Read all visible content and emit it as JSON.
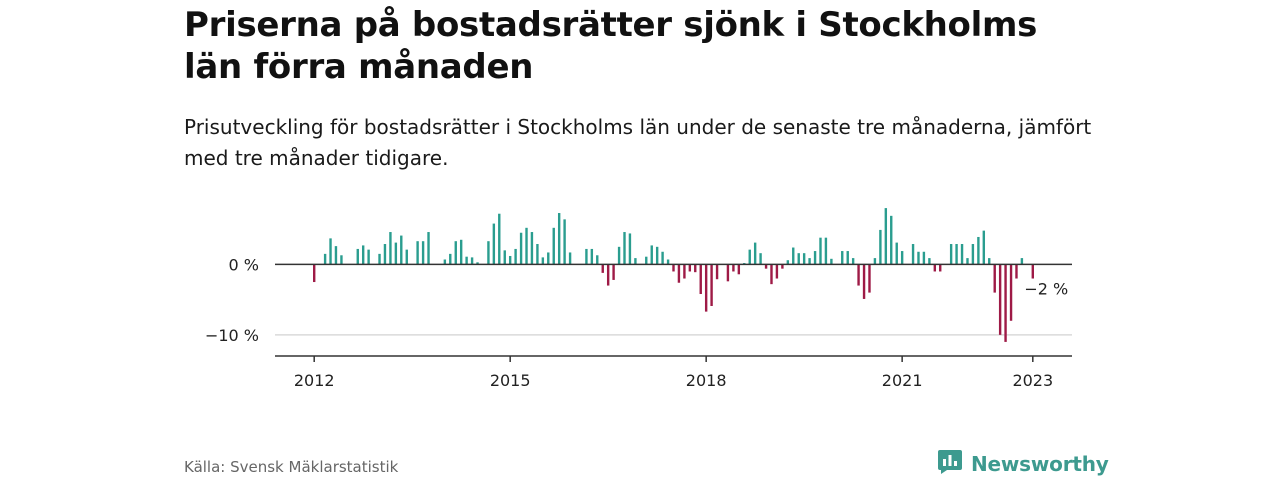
{
  "title": "Priserna på bostadsrätter sjönk i Stockholms län förra månaden",
  "subtitle": "Prisutveckling för bostadsrätter i Stockholms län under de senaste tre månaderna, jämfört med tre månader tidigare.",
  "source": "Källa: Svensk Mäklarstatistik",
  "brand": "Newsworthy",
  "colors": {
    "positive": "#2a9d8f",
    "negative": "#9e1a46",
    "axis": "#333333",
    "grid": "#d9d9d9",
    "brand": "#3d9a8f"
  },
  "chart_data": {
    "type": "bar",
    "unit": "%",
    "ylim": [
      -13,
      10
    ],
    "yticks": [
      {
        "value": 0,
        "label": "0 %"
      },
      {
        "value": -10,
        "label": "−10 %"
      }
    ],
    "xticks": [
      {
        "value": 2012,
        "label": "2012"
      },
      {
        "value": 2015,
        "label": "2015"
      },
      {
        "value": 2018,
        "label": "2018"
      },
      {
        "value": 2021,
        "label": "2021"
      },
      {
        "value": 2023,
        "label": "2023"
      }
    ],
    "xlim": [
      2011.4,
      2023.6
    ],
    "grid": true,
    "annotation": {
      "x": 2022.917,
      "value": -2,
      "label": "−2 %"
    },
    "series": [
      {
        "values": [
          {
            "x": 2012.0,
            "y": -2.5
          },
          {
            "x": 2012.167,
            "y": 1.5
          },
          {
            "x": 2012.25,
            "y": 3.7
          },
          {
            "x": 2012.333,
            "y": 2.6
          },
          {
            "x": 2012.417,
            "y": 1.3
          },
          {
            "x": 2012.667,
            "y": 2.2
          },
          {
            "x": 2012.75,
            "y": 2.7
          },
          {
            "x": 2012.833,
            "y": 2.1
          },
          {
            "x": 2013.0,
            "y": 1.5
          },
          {
            "x": 2013.083,
            "y": 2.9
          },
          {
            "x": 2013.167,
            "y": 4.6
          },
          {
            "x": 2013.25,
            "y": 3.1
          },
          {
            "x": 2013.333,
            "y": 4.1
          },
          {
            "x": 2013.417,
            "y": 2.1
          },
          {
            "x": 2013.583,
            "y": 3.3
          },
          {
            "x": 2013.667,
            "y": 3.3
          },
          {
            "x": 2013.75,
            "y": 4.6
          },
          {
            "x": 2014.0,
            "y": 0.7
          },
          {
            "x": 2014.083,
            "y": 1.5
          },
          {
            "x": 2014.167,
            "y": 3.3
          },
          {
            "x": 2014.25,
            "y": 3.5
          },
          {
            "x": 2014.333,
            "y": 1.1
          },
          {
            "x": 2014.417,
            "y": 1.0
          },
          {
            "x": 2014.5,
            "y": 0.3
          },
          {
            "x": 2014.667,
            "y": 3.3
          },
          {
            "x": 2014.75,
            "y": 5.8
          },
          {
            "x": 2014.833,
            "y": 7.2
          },
          {
            "x": 2014.917,
            "y": 2.0
          },
          {
            "x": 2015.0,
            "y": 1.2
          },
          {
            "x": 2015.083,
            "y": 2.2
          },
          {
            "x": 2015.167,
            "y": 4.5
          },
          {
            "x": 2015.25,
            "y": 5.2
          },
          {
            "x": 2015.333,
            "y": 4.6
          },
          {
            "x": 2015.417,
            "y": 2.9
          },
          {
            "x": 2015.5,
            "y": 1.0
          },
          {
            "x": 2015.583,
            "y": 1.7
          },
          {
            "x": 2015.667,
            "y": 5.2
          },
          {
            "x": 2015.75,
            "y": 7.3
          },
          {
            "x": 2015.833,
            "y": 6.4
          },
          {
            "x": 2015.917,
            "y": 1.7
          },
          {
            "x": 2016.167,
            "y": 2.2
          },
          {
            "x": 2016.25,
            "y": 2.2
          },
          {
            "x": 2016.333,
            "y": 1.3
          },
          {
            "x": 2016.417,
            "y": -1.2
          },
          {
            "x": 2016.5,
            "y": -3.0
          },
          {
            "x": 2016.583,
            "y": -2.2
          },
          {
            "x": 2016.667,
            "y": 2.5
          },
          {
            "x": 2016.75,
            "y": 4.6
          },
          {
            "x": 2016.833,
            "y": 4.4
          },
          {
            "x": 2016.917,
            "y": 0.9
          },
          {
            "x": 2017.083,
            "y": 1.1
          },
          {
            "x": 2017.167,
            "y": 2.7
          },
          {
            "x": 2017.25,
            "y": 2.5
          },
          {
            "x": 2017.333,
            "y": 1.8
          },
          {
            "x": 2017.417,
            "y": 0.7
          },
          {
            "x": 2017.5,
            "y": -1.0
          },
          {
            "x": 2017.583,
            "y": -2.6
          },
          {
            "x": 2017.667,
            "y": -2.0
          },
          {
            "x": 2017.75,
            "y": -1.0
          },
          {
            "x": 2017.833,
            "y": -1.1
          },
          {
            "x": 2017.917,
            "y": -4.2
          },
          {
            "x": 2018.0,
            "y": -6.7
          },
          {
            "x": 2018.083,
            "y": -5.9
          },
          {
            "x": 2018.167,
            "y": -2.1
          },
          {
            "x": 2018.333,
            "y": -2.4
          },
          {
            "x": 2018.417,
            "y": -1.0
          },
          {
            "x": 2018.5,
            "y": -1.4
          },
          {
            "x": 2018.583,
            "y": 0.2
          },
          {
            "x": 2018.667,
            "y": 2.1
          },
          {
            "x": 2018.75,
            "y": 3.1
          },
          {
            "x": 2018.833,
            "y": 1.6
          },
          {
            "x": 2018.917,
            "y": -0.6
          },
          {
            "x": 2019.0,
            "y": -2.8
          },
          {
            "x": 2019.083,
            "y": -2.0
          },
          {
            "x": 2019.167,
            "y": -0.6
          },
          {
            "x": 2019.25,
            "y": 0.6
          },
          {
            "x": 2019.333,
            "y": 2.4
          },
          {
            "x": 2019.417,
            "y": 1.6
          },
          {
            "x": 2019.5,
            "y": 1.6
          },
          {
            "x": 2019.583,
            "y": 0.9
          },
          {
            "x": 2019.667,
            "y": 1.9
          },
          {
            "x": 2019.75,
            "y": 3.8
          },
          {
            "x": 2019.833,
            "y": 3.8
          },
          {
            "x": 2019.917,
            "y": 0.8
          },
          {
            "x": 2020.083,
            "y": 1.9
          },
          {
            "x": 2020.167,
            "y": 1.9
          },
          {
            "x": 2020.25,
            "y": 0.9
          },
          {
            "x": 2020.333,
            "y": -3.0
          },
          {
            "x": 2020.417,
            "y": -4.9
          },
          {
            "x": 2020.5,
            "y": -4.0
          },
          {
            "x": 2020.583,
            "y": 0.9
          },
          {
            "x": 2020.667,
            "y": 4.9
          },
          {
            "x": 2020.75,
            "y": 8.0
          },
          {
            "x": 2020.833,
            "y": 6.9
          },
          {
            "x": 2020.917,
            "y": 3.1
          },
          {
            "x": 2021.0,
            "y": 1.9
          },
          {
            "x": 2021.167,
            "y": 2.9
          },
          {
            "x": 2021.25,
            "y": 1.8
          },
          {
            "x": 2021.333,
            "y": 1.8
          },
          {
            "x": 2021.417,
            "y": 0.9
          },
          {
            "x": 2021.5,
            "y": -1.0
          },
          {
            "x": 2021.583,
            "y": -1.0
          },
          {
            "x": 2021.75,
            "y": 2.9
          },
          {
            "x": 2021.833,
            "y": 2.9
          },
          {
            "x": 2021.917,
            "y": 2.9
          },
          {
            "x": 2022.0,
            "y": 0.9
          },
          {
            "x": 2022.083,
            "y": 2.9
          },
          {
            "x": 2022.167,
            "y": 3.9
          },
          {
            "x": 2022.25,
            "y": 4.8
          },
          {
            "x": 2022.333,
            "y": 0.9
          },
          {
            "x": 2022.417,
            "y": -4.0
          },
          {
            "x": 2022.5,
            "y": -10.0
          },
          {
            "x": 2022.583,
            "y": -11.0
          },
          {
            "x": 2022.667,
            "y": -8.0
          },
          {
            "x": 2022.75,
            "y": -2.0
          },
          {
            "x": 2022.833,
            "y": 0.9
          },
          {
            "x": 2023.0,
            "y": -2.0
          }
        ]
      }
    ]
  }
}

__________________________________________________

GIVEN REQUEST
State how many lines of the data include the word "label", with nothing else.

REPLY TO THE TASK
8